## Task requirements
Restate all of the entries exactly, dropping any pictures they hold.
== Listed entries
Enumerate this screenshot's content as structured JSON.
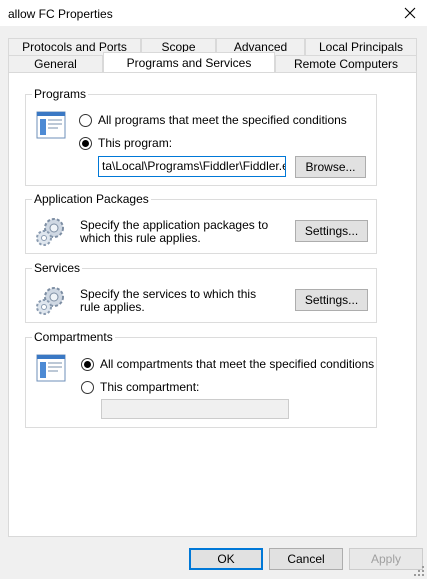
{
  "window": {
    "title": "allow FC Properties"
  },
  "tabs": {
    "row1": [
      "Protocols and Ports",
      "Scope",
      "Advanced",
      "Local Principals"
    ],
    "row2": [
      "General",
      "Programs and Services",
      "Remote Computers"
    ]
  },
  "programs": {
    "label": "Programs",
    "option_all": "All programs that meet the specified conditions",
    "option_this": "This program:",
    "path_value": "ta\\Local\\Programs\\Fiddler\\Fiddler.exe",
    "browse_label": "Browse..."
  },
  "app_packages": {
    "label": "Application Packages",
    "description": "Specify the application packages to which this rule applies.",
    "settings_label": "Settings..."
  },
  "services": {
    "label": "Services",
    "description": "Specify the services to which this rule applies.",
    "settings_label": "Settings..."
  },
  "compartments": {
    "label": "Compartments",
    "option_all": "All compartments that meet the specified conditions",
    "option_this": "This compartment:",
    "compartment_value": ""
  },
  "footer": {
    "ok": "OK",
    "cancel": "Cancel",
    "apply": "Apply"
  },
  "icons": {
    "close": "close-icon",
    "program": "program-window-icon",
    "gear": "gear-icon"
  },
  "colors": {
    "accent": "#0078d7",
    "panel": "#ffffff",
    "chrome": "#f0f0f0"
  }
}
====
## Answer
Enumerate this screenshot's content as structured JSON.
{
  "window": {
    "title": "allow FC Properties"
  },
  "tabs": {
    "row1": [
      "Protocols and Ports",
      "Scope",
      "Advanced",
      "Local Principals"
    ],
    "row2": [
      "General",
      "Programs and Services",
      "Remote Computers"
    ]
  },
  "programs": {
    "label": "Programs",
    "option_all": "All programs that meet the specified conditions",
    "option_this": "This program:",
    "path_value": "ta\\Local\\Programs\\Fiddler\\Fiddler.exe",
    "browse_label": "Browse..."
  },
  "app_packages": {
    "label": "Application Packages",
    "description": "Specify the application packages to which this rule applies.",
    "settings_label": "Settings..."
  },
  "services": {
    "label": "Services",
    "description": "Specify the services to which this rule applies.",
    "settings_label": "Settings..."
  },
  "compartments": {
    "label": "Compartments",
    "option_all": "All compartments that meet the specified conditions",
    "option_this": "This compartment:",
    "compartment_value": ""
  },
  "footer": {
    "ok": "OK",
    "cancel": "Cancel",
    "apply": "Apply"
  },
  "icons": {
    "close": "close-icon",
    "program": "program-window-icon",
    "gear": "gear-icon"
  },
  "colors": {
    "accent": "#0078d7",
    "panel": "#ffffff",
    "chrome": "#f0f0f0"
  }
}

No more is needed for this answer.